## [Description of the task]
Quote every line of the data below as it stands, omitting pictures.

Stored records:

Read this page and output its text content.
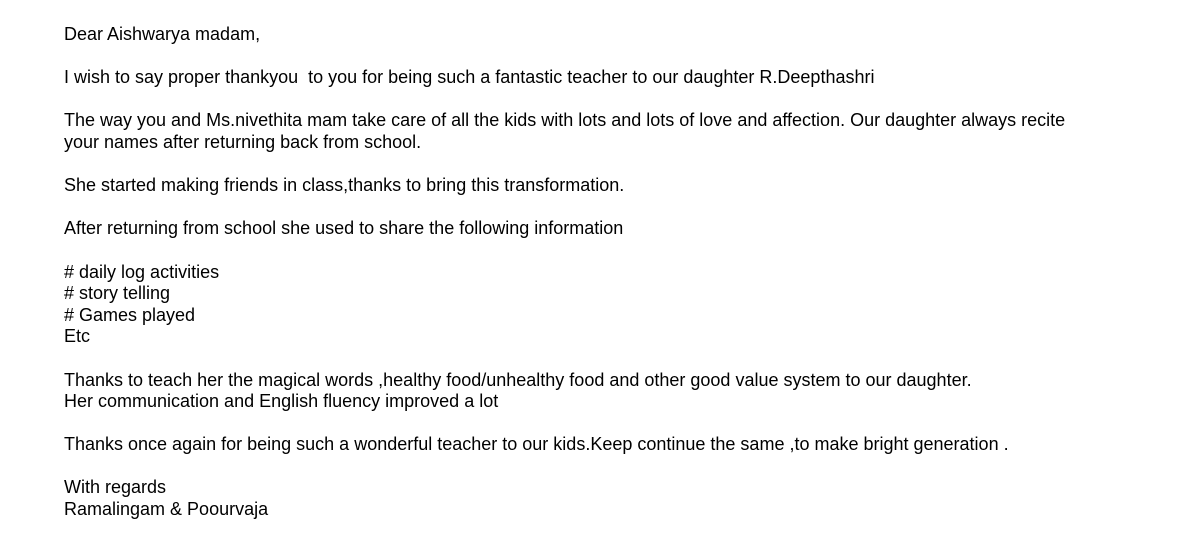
Dear Aishwarya madam,

I wish to say proper thankyou  to you for being such a fantastic teacher to our daughter R.Deepthashri

The way you and Ms.nivethita mam take care of all the kids with lots and lots of love and affection. Our daughter always recite

your names after returning back from school.

She started making friends in class,thanks to bring this transformation.

After returning from school she used to share the following information

# daily log activities

# story telling

# Games played

Etc

Thanks to teach her the magical words ,healthy food/unhealthy food and other good value system to our daughter.

Her communication and English fluency improved a lot

Thanks once again for being such a wonderful teacher to our kids.Keep continue the same ,to make bright generation .

With regards

Ramalingam & Poourvaja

## [Completed exercise]
Read this page and output its text content.
Dear Aishwarya madam,

I wish to say proper thankyou  to you for being such a fantastic teacher to our daughter R.Deepthashri

The way you and Ms.nivethita mam take care of all the kids with lots and lots of love and affection. Our daughter always recite

your names after returning back from school.

She started making friends in class,thanks to bring this transformation.

After returning from school she used to share the following information

# daily log activities

# story telling

# Games played

Etc

Thanks to teach her the magical words ,healthy food/unhealthy food and other good value system to our daughter.

Her communication and English fluency improved a lot

Thanks once again for being such a wonderful teacher to our kids.Keep continue the same ,to make bright generation .

With regards

Ramalingam & Poourvaja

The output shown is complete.